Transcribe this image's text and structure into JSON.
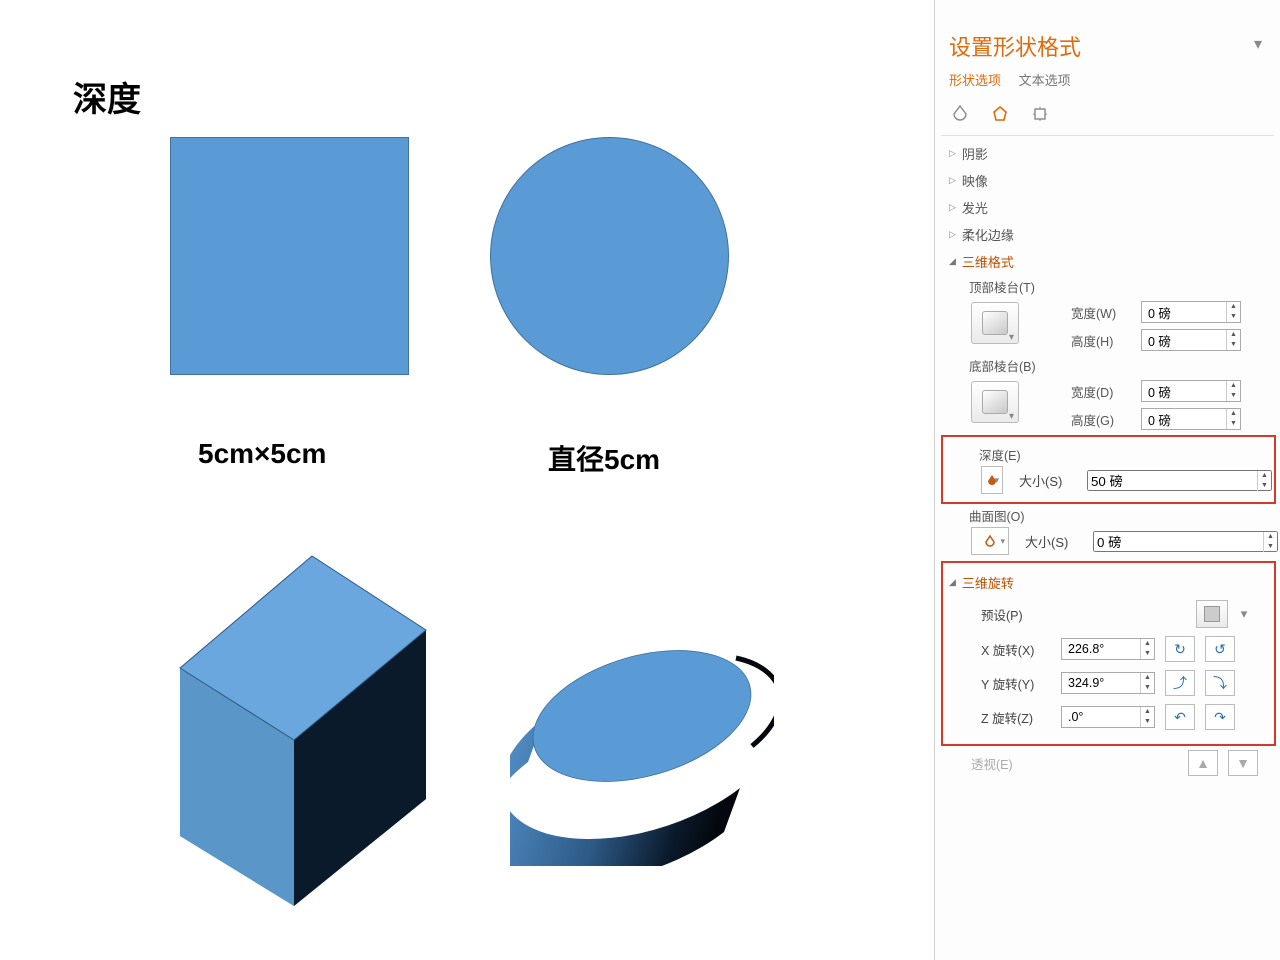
{
  "canvas": {
    "title": "深度",
    "square_label": "5cm×5cm",
    "circle_label": "直径5cm"
  },
  "panel": {
    "title": "设置形状格式",
    "tabs": {
      "shape": "形状选项",
      "text": "文本选项"
    },
    "sections": {
      "shadow": "阴影",
      "reflection": "映像",
      "glow": "发光",
      "softedge": "柔化边缘",
      "format3d": "三维格式",
      "rotation3d": "三维旋转"
    },
    "bevel": {
      "top_label": "顶部棱台(T)",
      "bottom_label": "底部棱台(B)",
      "width_label": "宽度(W)",
      "height_label": "高度(H)",
      "width_d_label": "宽度(D)",
      "height_g_label": "高度(G)",
      "top_width": "0 磅",
      "top_height": "0 磅",
      "bottom_width": "0 磅",
      "bottom_height": "0 磅"
    },
    "depth": {
      "label": "深度(E)",
      "size_label": "大小(S)",
      "size_value": "50 磅"
    },
    "contour": {
      "label": "曲面图(O)",
      "size_label": "大小(S)",
      "size_value": "0 磅"
    },
    "rotation": {
      "preset_label": "预设(P)",
      "x_label": "X 旋转(X)",
      "y_label": "Y 旋转(Y)",
      "z_label": "Z 旋转(Z)",
      "x_value": "226.8°",
      "y_value": "324.9°",
      "z_value": ".0°",
      "perspective_label": "透视(E)"
    }
  }
}
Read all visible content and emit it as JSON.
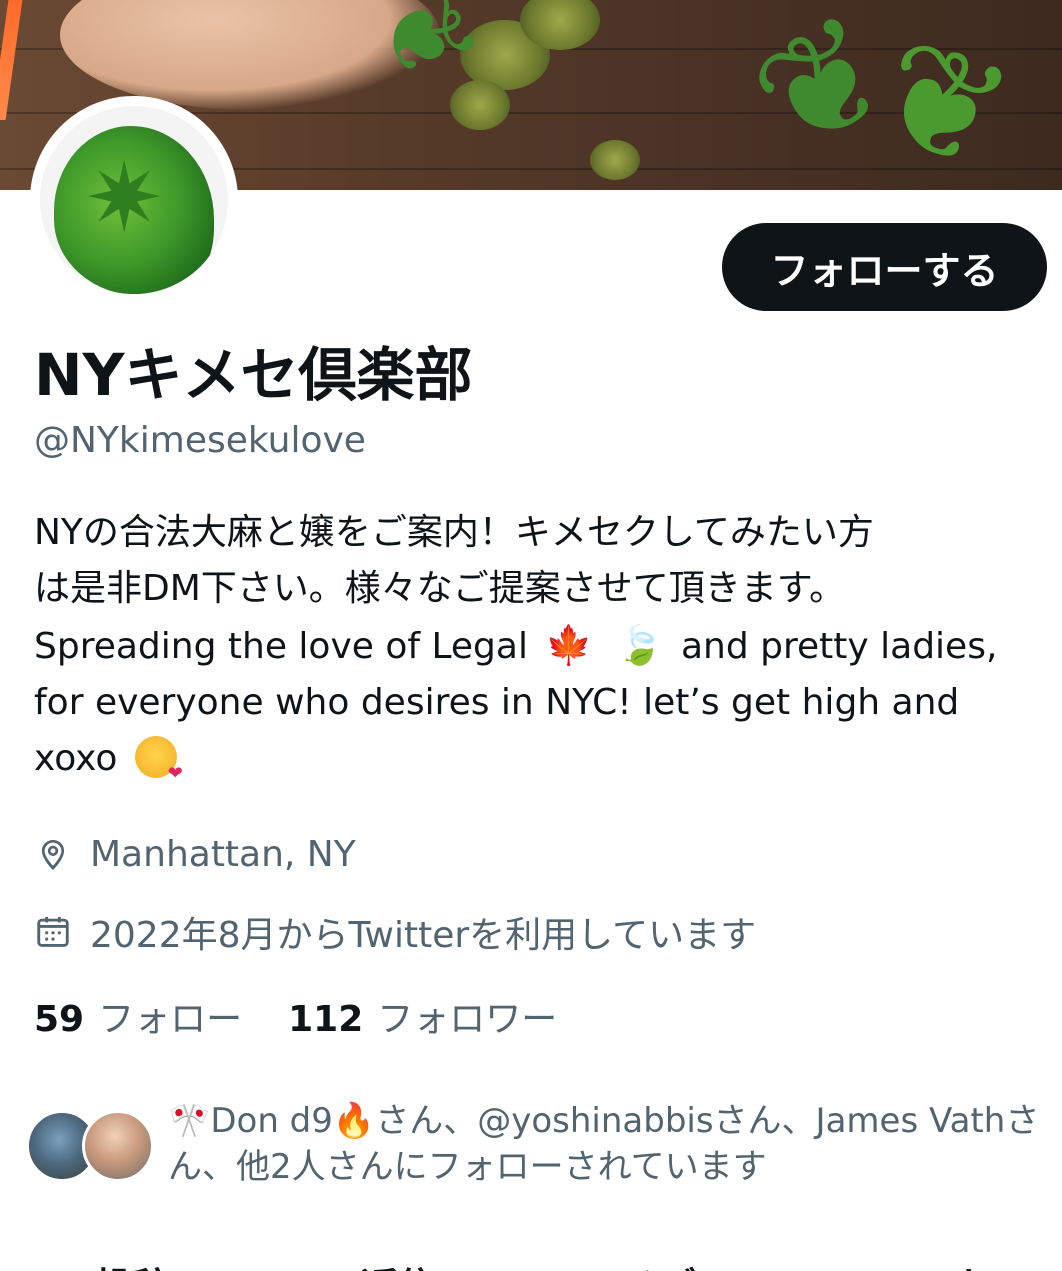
{
  "profile": {
    "follow_button_label": "フォローする",
    "display_name": "NYキメセ倶楽部",
    "handle": "@NYkimesekulove",
    "bio": {
      "line1": "NYの合法大麻と嬢をご案内！キメセクしてみたい方",
      "line2": "は是非DM下さい。様々なご提案させて頂きます。",
      "line3_a": "Spreading the love of Legal",
      "line3_emoji1": "🍁",
      "line3_emoji2": "🍃",
      "line3_b": "and pretty ladies,",
      "line4": "for everyone who desires in NYC! let’s get high and",
      "line5": "xoxo"
    },
    "location": "Manhattan, NY",
    "joined": "2022年8月からTwitterを利用しています",
    "following_count": "59",
    "following_label": "フォロー",
    "followers_count": "112",
    "followers_label": "フォロワー",
    "followed_by": {
      "line1": "🎌Don d9🔥さん、@yoshinabbisさん、James Vathさ",
      "line2": "ん、他2人さんにフォローされています"
    }
  },
  "tabs": [
    "投稿",
    "返信",
    "メディア",
    "いいね"
  ],
  "icons": {
    "location": "map-pin-icon",
    "calendar": "calendar-icon"
  },
  "colors": {
    "primary_text": "#0f1419",
    "secondary_text": "#536471",
    "button_bg": "#0f1419"
  }
}
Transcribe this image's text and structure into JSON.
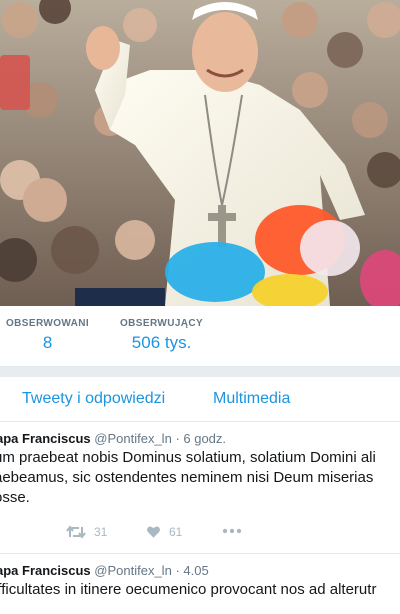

######

→ **Do this**
The listing above must be printed again exactly, minus its pictures.

→ **Full solution**
Transcribe this image's text and structure into JSON.
{
  "canvas": {
    "title": "深度",
    "square_label": "5cm×5cm",
    "circle_label": "直径5cm"
  },
  "panel": {
    "title": "设置形状格式",
    "tabs": {
      "shape": "形状选项",
      "text": "文本选项"
    },
    "sections": {
      "shadow": "阴影",
      "reflection": "映像",
      "glow": "发光",
      "softedge": "柔化边缘",
      "format3d": "三维格式",
      "rotation3d": "三维旋转"
    },
    "bevel": {
      "top_label": "顶部棱台(T)",
      "bottom_label": "底部棱台(B)",
      "width_label": "宽度(W)",
      "height_label": "高度(H)",
      "width_d_label": "宽度(D)",
      "height_g_label": "高度(G)",
      "top_width": "0 磅",
      "top_height": "0 磅",
      "bottom_width": "0 磅",
      "bottom_height": "0 磅"
    },
    "depth": {
      "label": "深度(E)",
      "size_label": "大小(S)",
      "size_value": "50 磅"
    },
    "contour": {
      "label": "曲面图(O)",
      "size_label": "大小(S)",
      "size_value": "0 磅"
    },
    "rotation": {
      "preset_label": "预设(P)",
      "x_label": "X 旋转(X)",
      "y_label": "Y 旋转(Y)",
      "z_label": "Z 旋转(Z)",
      "x_value": "226.8°",
      "y_value": "324.9°",
      "z_value": ".0°",
      "perspective_label": "透视(E)"
    }
  }
}
Read all visible content and emit it as JSON.
{
  "profile": {
    "follow_button_label": "フォローする",
    "display_name": "NYキメセ倶楽部",
    "handle": "@NYkimesekulove",
    "bio": {
      "line1": "NYの合法大麻と嬢をご案内！キメセクしてみたい方",
      "line2": "は是非DM下さい。様々なご提案させて頂きます。",
      "line3_a": "Spreading the love of Legal",
      "line3_emoji1": "🍁",
      "line3_emoji2": "🍃",
      "line3_b": "and pretty ladies,",
      "line4": "for everyone who desires in NYC! let’s get high and",
      "line5": "xoxo"
    },
    "location": "Manhattan, NY",
    "joined": "2022年8月からTwitterを利用しています",
    "following_count": "59",
    "following_label": "フォロー",
    "followers_count": "112",
    "followers_label": "フォロワー",
    "followed_by": {
      "line1": "🎌Don d9🔥さん、@yoshinabbisさん、James Vathさ",
      "line2": "ん、他2人さんにフォローされています"
    }
  },
  "tabs": [
    "投稿",
    "返信",
    "メディア",
    "いいね"
  ],
  "icons": {
    "location": "map-pin-icon",
    "calendar": "calendar-icon"
  },
  "colors": {
    "primary_text": "#0f1419",
    "secondary_text": "#536471",
    "button_bg": "#0f1419"
  }
}
Transcribe this image's text and structure into JSON.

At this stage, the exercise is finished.